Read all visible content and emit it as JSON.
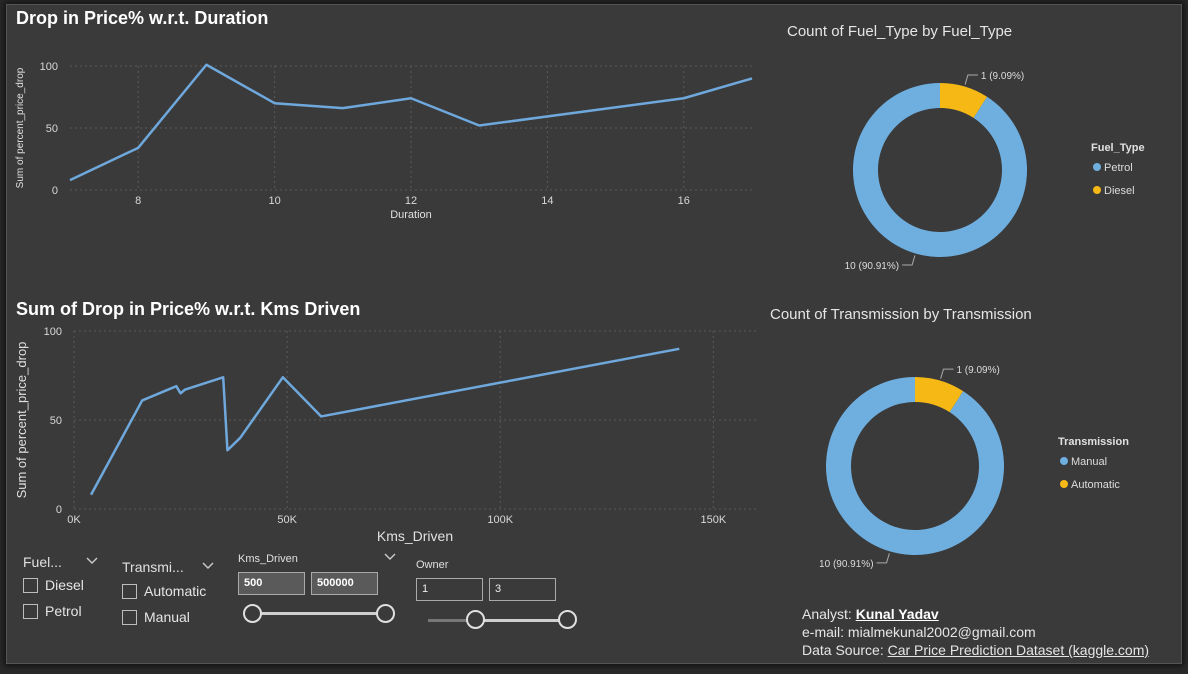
{
  "chart1": {
    "title": "Drop in Price% w.r.t. Duration",
    "chart_data": {
      "type": "line",
      "xlabel": "Duration",
      "ylabel": "Sum of percent_price_drop",
      "xlim": [
        7,
        17
      ],
      "ylim": [
        0,
        100
      ],
      "x_ticks": [
        "8",
        "10",
        "12",
        "14",
        "16"
      ],
      "y_ticks": [
        "0",
        "50",
        "100"
      ],
      "x": [
        7,
        8,
        9,
        10,
        11,
        12,
        13,
        16,
        17
      ],
      "values": [
        8,
        34,
        101,
        70,
        66,
        74,
        52,
        74,
        90
      ],
      "color": "#6fa8dc",
      "grid": true
    }
  },
  "chart2": {
    "title": "Sum of Drop in Price% w.r.t. Kms Driven",
    "chart_data": {
      "type": "line",
      "xlabel": "Kms_Driven",
      "ylabel": "Sum of percent_price_drop",
      "xlim": [
        0,
        160000
      ],
      "ylim": [
        0,
        100
      ],
      "x_ticks": [
        "0K",
        "50K",
        "100K",
        "150K"
      ],
      "y_ticks": [
        "0",
        "50",
        "100"
      ],
      "x": [
        4000,
        16000,
        24000,
        25000,
        26000,
        35000,
        36000,
        39000,
        49000,
        58000,
        142000
      ],
      "values": [
        8,
        61,
        69,
        65,
        67,
        74,
        33,
        40,
        74,
        52,
        90
      ],
      "color": "#6fa8dc",
      "grid": true
    }
  },
  "donut1": {
    "title": "Count of Fuel_Type by Fuel_Type",
    "chart_data": {
      "type": "pie",
      "legend_title": "Fuel_Type",
      "categories": [
        "Petrol",
        "Diesel"
      ],
      "values": [
        10,
        1
      ],
      "labels": [
        "10 (90.91%)",
        "1 (9.09%)"
      ],
      "colors": [
        "#6fafe0",
        "#f5b814"
      ],
      "legend": "right"
    }
  },
  "donut2": {
    "title": "Count of Transmission by Transmission",
    "chart_data": {
      "type": "pie",
      "legend_title": "Transmission",
      "categories": [
        "Manual",
        "Automatic"
      ],
      "values": [
        10,
        1
      ],
      "labels": [
        "10 (90.91%)",
        "1 (9.09%)"
      ],
      "colors": [
        "#6fafe0",
        "#f5b814"
      ],
      "legend": "right"
    }
  },
  "slicers": {
    "fuel": {
      "header": "Fuel...",
      "items": [
        "Diesel",
        "Petrol"
      ]
    },
    "transmission": {
      "header": "Transmi...",
      "items": [
        "Automatic",
        "Manual"
      ]
    },
    "kms": {
      "header": "Kms_Driven",
      "min": "500",
      "max": "500000"
    },
    "owner": {
      "header": "Owner",
      "min": "1",
      "max": "3"
    }
  },
  "footer": {
    "analyst_label": "Analyst: ",
    "analyst_name": "Kunal Yadav",
    "email_label": "e-mail: ",
    "email": "mialmekunal2002@gmail.com",
    "source_label": "Data Source: ",
    "source": "Car Price Prediction Dataset (kaggle.com)"
  }
}
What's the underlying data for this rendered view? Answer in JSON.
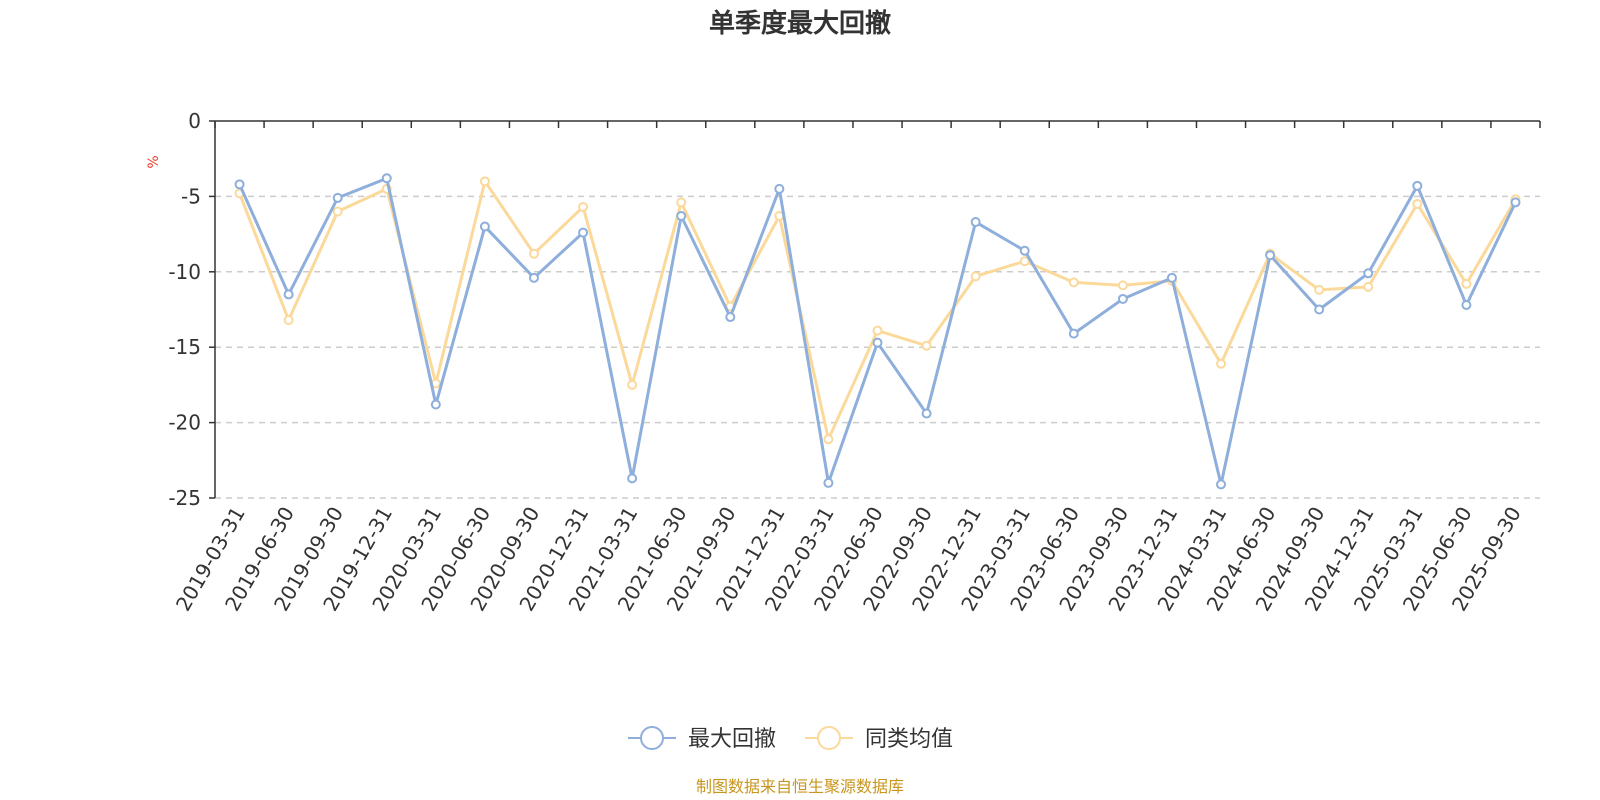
{
  "chart_data": {
    "type": "line",
    "title": "单季度最大回撤",
    "ylabel": "%",
    "ylim": [
      -25,
      0
    ],
    "yticks": [
      0,
      -5,
      -10,
      -15,
      -20,
      -25
    ],
    "grid": true,
    "legend_position": "bottom",
    "x": [
      "2019-03-31",
      "2019-06-30",
      "2019-09-30",
      "2019-12-31",
      "2020-03-31",
      "2020-06-30",
      "2020-09-30",
      "2020-12-31",
      "2021-03-31",
      "2021-06-30",
      "2021-09-30",
      "2021-12-31",
      "2022-03-31",
      "2022-06-30",
      "2022-09-30",
      "2022-12-31",
      "2023-03-31",
      "2023-06-30",
      "2023-09-30",
      "2023-12-31",
      "2024-03-31",
      "2024-06-30",
      "2024-09-30",
      "2024-12-31",
      "2025-03-31",
      "2025-06-30",
      "2025-09-30"
    ],
    "series": [
      {
        "name": "最大回撤",
        "color": "#8eaedb",
        "values": [
          -4.2,
          -11.5,
          -5.1,
          -3.8,
          -18.8,
          -7.0,
          -10.4,
          -7.4,
          -23.7,
          -6.3,
          -13.0,
          -4.5,
          -24.0,
          -14.7,
          -19.4,
          -6.7,
          -8.6,
          -14.1,
          -11.8,
          -10.4,
          -24.1,
          -8.9,
          -12.5,
          -10.1,
          -4.3,
          -12.2,
          -5.4
        ]
      },
      {
        "name": "同类均值",
        "color": "#fbd99b",
        "values": [
          -4.8,
          -13.2,
          -6.0,
          -4.5,
          -17.4,
          -4.0,
          -8.8,
          -5.7,
          -17.5,
          -5.4,
          -12.3,
          -6.3,
          -21.1,
          -13.9,
          -14.9,
          -10.3,
          -9.3,
          -10.7,
          -10.9,
          -10.6,
          -16.1,
          -8.8,
          -11.2,
          -11.0,
          -5.5,
          -10.8,
          -5.2
        ]
      }
    ]
  },
  "footer": {
    "source": "制图数据来自恒生聚源数据库"
  }
}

The request: Repeat each entry exactly as given; no pictures belong in the copy.

Response to the exercise:
Read all visible content and emit it as JSON.
{
  "chart1": {
    "title": "Drop in Price% w.r.t. Duration",
    "chart_data": {
      "type": "line",
      "xlabel": "Duration",
      "ylabel": "Sum of percent_price_drop",
      "xlim": [
        7,
        17
      ],
      "ylim": [
        0,
        100
      ],
      "x_ticks": [
        "8",
        "10",
        "12",
        "14",
        "16"
      ],
      "y_ticks": [
        "0",
        "50",
        "100"
      ],
      "x": [
        7,
        8,
        9,
        10,
        11,
        12,
        13,
        16,
        17
      ],
      "values": [
        8,
        34,
        101,
        70,
        66,
        74,
        52,
        74,
        90
      ],
      "color": "#6fa8dc",
      "grid": true
    }
  },
  "chart2": {
    "title": "Sum of Drop in Price% w.r.t. Kms Driven",
    "chart_data": {
      "type": "line",
      "xlabel": "Kms_Driven",
      "ylabel": "Sum of percent_price_drop",
      "xlim": [
        0,
        160000
      ],
      "ylim": [
        0,
        100
      ],
      "x_ticks": [
        "0K",
        "50K",
        "100K",
        "150K"
      ],
      "y_ticks": [
        "0",
        "50",
        "100"
      ],
      "x": [
        4000,
        16000,
        24000,
        25000,
        26000,
        35000,
        36000,
        39000,
        49000,
        58000,
        142000
      ],
      "values": [
        8,
        61,
        69,
        65,
        67,
        74,
        33,
        40,
        74,
        52,
        90
      ],
      "color": "#6fa8dc",
      "grid": true
    }
  },
  "donut1": {
    "title": "Count of Fuel_Type by Fuel_Type",
    "chart_data": {
      "type": "pie",
      "legend_title": "Fuel_Type",
      "categories": [
        "Petrol",
        "Diesel"
      ],
      "values": [
        10,
        1
      ],
      "labels": [
        "10 (90.91%)",
        "1 (9.09%)"
      ],
      "colors": [
        "#6fafe0",
        "#f5b814"
      ],
      "legend": "right"
    }
  },
  "donut2": {
    "title": "Count of Transmission by Transmission",
    "chart_data": {
      "type": "pie",
      "legend_title": "Transmission",
      "categories": [
        "Manual",
        "Automatic"
      ],
      "values": [
        10,
        1
      ],
      "labels": [
        "10 (90.91%)",
        "1 (9.09%)"
      ],
      "colors": [
        "#6fafe0",
        "#f5b814"
      ],
      "legend": "right"
    }
  },
  "slicers": {
    "fuel": {
      "header": "Fuel...",
      "items": [
        "Diesel",
        "Petrol"
      ]
    },
    "transmission": {
      "header": "Transmi...",
      "items": [
        "Automatic",
        "Manual"
      ]
    },
    "kms": {
      "header": "Kms_Driven",
      "min": "500",
      "max": "500000"
    },
    "owner": {
      "header": "Owner",
      "min": "1",
      "max": "3"
    }
  },
  "footer": {
    "analyst_label": "Analyst: ",
    "analyst_name": "Kunal Yadav",
    "email_label": "e-mail: ",
    "email": "mialmekunal2002@gmail.com",
    "source_label": "Data Source: ",
    "source": "Car Price Prediction Dataset (kaggle.com)"
  }
}
What's the underlying data for this rendered view? Answer in JSON.
{
  "chart_data": {
    "type": "line",
    "title": "单季度最大回撤",
    "ylabel": "%",
    "ylim": [
      -25,
      0
    ],
    "yticks": [
      0,
      -5,
      -10,
      -15,
      -20,
      -25
    ],
    "grid": true,
    "legend_position": "bottom",
    "x": [
      "2019-03-31",
      "2019-06-30",
      "2019-09-30",
      "2019-12-31",
      "2020-03-31",
      "2020-06-30",
      "2020-09-30",
      "2020-12-31",
      "2021-03-31",
      "2021-06-30",
      "2021-09-30",
      "2021-12-31",
      "2022-03-31",
      "2022-06-30",
      "2022-09-30",
      "2022-12-31",
      "2023-03-31",
      "2023-06-30",
      "2023-09-30",
      "2023-12-31",
      "2024-03-31",
      "2024-06-30",
      "2024-09-30",
      "2024-12-31",
      "2025-03-31",
      "2025-06-30",
      "2025-09-30"
    ],
    "series": [
      {
        "name": "最大回撤",
        "color": "#8eaedb",
        "values": [
          -4.2,
          -11.5,
          -5.1,
          -3.8,
          -18.8,
          -7.0,
          -10.4,
          -7.4,
          -23.7,
          -6.3,
          -13.0,
          -4.5,
          -24.0,
          -14.7,
          -19.4,
          -6.7,
          -8.6,
          -14.1,
          -11.8,
          -10.4,
          -24.1,
          -8.9,
          -12.5,
          -10.1,
          -4.3,
          -12.2,
          -5.4
        ]
      },
      {
        "name": "同类均值",
        "color": "#fbd99b",
        "values": [
          -4.8,
          -13.2,
          -6.0,
          -4.5,
          -17.4,
          -4.0,
          -8.8,
          -5.7,
          -17.5,
          -5.4,
          -12.3,
          -6.3,
          -21.1,
          -13.9,
          -14.9,
          -10.3,
          -9.3,
          -10.7,
          -10.9,
          -10.6,
          -16.1,
          -8.8,
          -11.2,
          -11.0,
          -5.5,
          -10.8,
          -5.2
        ]
      }
    ]
  },
  "footer": {
    "source": "制图数据来自恒生聚源数据库"
  }
}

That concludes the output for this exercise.